ТЕКСТ:
Теперь в искусстве нет ни вкуса, ни ума,
А кто их сохраняет все же,
Того презренье ждет и под конец – сума.
Он в нищете умрет на одиноком ложе.
Невеждам я служу, хоть это и не гоже.
Надежно заперт Еврипид,
Софокл забыт, Теренций тоже,
Строчу, как бешеный, для дураков… О стыд!..
Лакей читателя, стараюсь и тружусь:
Он платит денежки, я угождать обязан.
Его желаниями связан,
Успеха я ищу, которого стыжусь.
Извращенный испанский вкус, в сущности, не проник во Францию, но коренной порок французского театра был более серьезным, это – скука; скуку вызывали бесконечно растянутые декламации, где не было ни связи, ни интриги, ни интереса. Написаны они были вдобавок на языке еще не сложившемся. Арди и Гарнье[49] писали слогом нестерпимым и плоским; разыгрывались эти пошлости не в театре, а на подмостках.

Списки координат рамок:

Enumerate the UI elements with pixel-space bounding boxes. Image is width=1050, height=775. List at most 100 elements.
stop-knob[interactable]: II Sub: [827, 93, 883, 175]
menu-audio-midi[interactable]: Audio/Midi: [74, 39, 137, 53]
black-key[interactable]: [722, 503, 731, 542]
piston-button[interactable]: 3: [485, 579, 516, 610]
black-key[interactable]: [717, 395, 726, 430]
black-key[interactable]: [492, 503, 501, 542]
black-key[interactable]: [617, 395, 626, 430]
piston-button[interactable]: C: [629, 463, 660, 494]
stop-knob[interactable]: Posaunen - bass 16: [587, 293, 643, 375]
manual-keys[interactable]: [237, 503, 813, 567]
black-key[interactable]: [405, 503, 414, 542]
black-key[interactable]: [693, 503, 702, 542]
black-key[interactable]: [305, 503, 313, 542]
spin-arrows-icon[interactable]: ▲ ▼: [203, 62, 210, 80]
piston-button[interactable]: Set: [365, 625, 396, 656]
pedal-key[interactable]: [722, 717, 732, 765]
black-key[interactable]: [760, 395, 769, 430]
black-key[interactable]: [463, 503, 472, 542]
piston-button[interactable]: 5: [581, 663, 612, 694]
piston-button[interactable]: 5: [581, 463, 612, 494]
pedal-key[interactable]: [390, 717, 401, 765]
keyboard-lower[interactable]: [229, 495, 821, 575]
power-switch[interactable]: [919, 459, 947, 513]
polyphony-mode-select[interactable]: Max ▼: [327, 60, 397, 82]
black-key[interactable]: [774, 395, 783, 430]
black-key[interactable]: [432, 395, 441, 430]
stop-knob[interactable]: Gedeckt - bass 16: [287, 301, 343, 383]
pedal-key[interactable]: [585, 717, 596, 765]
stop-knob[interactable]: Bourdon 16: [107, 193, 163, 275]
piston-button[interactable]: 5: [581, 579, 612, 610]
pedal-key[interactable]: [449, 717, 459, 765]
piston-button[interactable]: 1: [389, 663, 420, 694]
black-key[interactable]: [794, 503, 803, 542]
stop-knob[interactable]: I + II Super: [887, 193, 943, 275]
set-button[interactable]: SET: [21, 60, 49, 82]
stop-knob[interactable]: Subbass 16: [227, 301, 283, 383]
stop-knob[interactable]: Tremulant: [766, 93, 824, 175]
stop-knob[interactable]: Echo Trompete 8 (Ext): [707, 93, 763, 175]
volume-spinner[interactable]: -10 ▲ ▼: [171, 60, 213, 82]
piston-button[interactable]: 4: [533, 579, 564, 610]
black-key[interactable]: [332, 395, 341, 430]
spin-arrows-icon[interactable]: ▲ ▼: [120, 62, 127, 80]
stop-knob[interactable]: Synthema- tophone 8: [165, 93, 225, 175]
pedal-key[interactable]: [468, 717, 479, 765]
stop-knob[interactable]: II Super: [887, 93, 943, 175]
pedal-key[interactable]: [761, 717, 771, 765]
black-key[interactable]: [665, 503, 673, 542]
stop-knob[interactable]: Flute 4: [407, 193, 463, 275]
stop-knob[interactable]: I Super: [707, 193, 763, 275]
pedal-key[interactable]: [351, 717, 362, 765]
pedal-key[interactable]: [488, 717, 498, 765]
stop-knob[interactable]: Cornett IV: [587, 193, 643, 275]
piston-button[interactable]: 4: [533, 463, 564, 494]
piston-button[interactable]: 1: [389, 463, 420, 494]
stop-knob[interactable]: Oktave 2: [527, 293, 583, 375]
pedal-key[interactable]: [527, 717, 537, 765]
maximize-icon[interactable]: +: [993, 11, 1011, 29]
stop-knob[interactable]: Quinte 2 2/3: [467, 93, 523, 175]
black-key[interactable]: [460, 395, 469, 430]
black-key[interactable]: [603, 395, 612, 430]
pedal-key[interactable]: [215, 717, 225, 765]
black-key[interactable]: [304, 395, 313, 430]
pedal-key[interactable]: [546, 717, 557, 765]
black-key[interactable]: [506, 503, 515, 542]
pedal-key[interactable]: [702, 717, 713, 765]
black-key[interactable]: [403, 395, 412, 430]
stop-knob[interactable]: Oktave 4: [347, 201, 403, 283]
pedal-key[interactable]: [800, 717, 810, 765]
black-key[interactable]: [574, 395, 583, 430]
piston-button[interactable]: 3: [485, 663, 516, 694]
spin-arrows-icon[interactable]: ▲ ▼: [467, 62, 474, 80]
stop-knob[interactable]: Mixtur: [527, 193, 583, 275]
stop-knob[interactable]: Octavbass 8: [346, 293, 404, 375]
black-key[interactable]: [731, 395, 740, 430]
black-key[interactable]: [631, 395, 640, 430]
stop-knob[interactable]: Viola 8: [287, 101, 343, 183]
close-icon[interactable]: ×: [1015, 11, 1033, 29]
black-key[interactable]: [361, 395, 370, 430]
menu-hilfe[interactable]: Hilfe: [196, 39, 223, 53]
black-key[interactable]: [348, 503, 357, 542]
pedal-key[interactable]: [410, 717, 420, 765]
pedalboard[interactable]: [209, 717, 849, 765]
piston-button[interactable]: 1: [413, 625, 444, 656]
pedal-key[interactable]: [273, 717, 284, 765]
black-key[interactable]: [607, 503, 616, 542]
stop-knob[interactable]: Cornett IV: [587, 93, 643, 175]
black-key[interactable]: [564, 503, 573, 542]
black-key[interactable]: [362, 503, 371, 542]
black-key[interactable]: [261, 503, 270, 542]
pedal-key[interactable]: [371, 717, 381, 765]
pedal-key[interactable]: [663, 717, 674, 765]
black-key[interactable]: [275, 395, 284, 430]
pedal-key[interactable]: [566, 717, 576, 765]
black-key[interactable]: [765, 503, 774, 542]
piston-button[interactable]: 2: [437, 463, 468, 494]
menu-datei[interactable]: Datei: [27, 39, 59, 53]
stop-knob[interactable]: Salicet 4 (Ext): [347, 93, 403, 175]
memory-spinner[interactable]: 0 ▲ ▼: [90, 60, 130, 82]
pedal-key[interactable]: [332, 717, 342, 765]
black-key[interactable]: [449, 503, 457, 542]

ПИСЬМЕННОЕ ЗАДАНИЕ A:
Объясните по тексту, чем вызывалась скука во французском театре.
ПИСЬМЕННОЕ ЗАДАНИЕ B:
Кто из авторов назван в тексте забытым?
ПИСЬМЕННОЕ ЗАДАНИЕ C:
Перепишите из текста фрагмент, который начинается со слов «Теперь в искусстве» и заканчивается словами «ищу, которого стыжусь.».

ОТВЕТ К ЗАДАНИЮ A:
Скуку вызывали бесконечно растянутые декламации, в которых не было ни связи, ни интриги, ни интереса. Вдобавок они были написаны на языке, который еще не сложился.

ОТВЕТ К ЗАДАНИЮ B:
Софокл и Теренций.

ОТВЕТ К ЗАДАНИЮ C:
Теперь в искусстве нет ни вкуса, ни ума,
А кто их сохраняет все же,
Того презренье ждет и под конец – сума.
Он в нищете умрет на одиноком ложе.
Невеждам я служу, хоть это и не гоже.
Надежно заперт Еврипид,
Софокл забыт, Теренций тоже,
Строчу, как бешеный, для дураков… О стыд!..
Лакей читателя, стараюсь и тружусь:
Он платит денежки, я угождать обязан.
Его желаниями связан,
Успеха я ищу, которого стыжусь.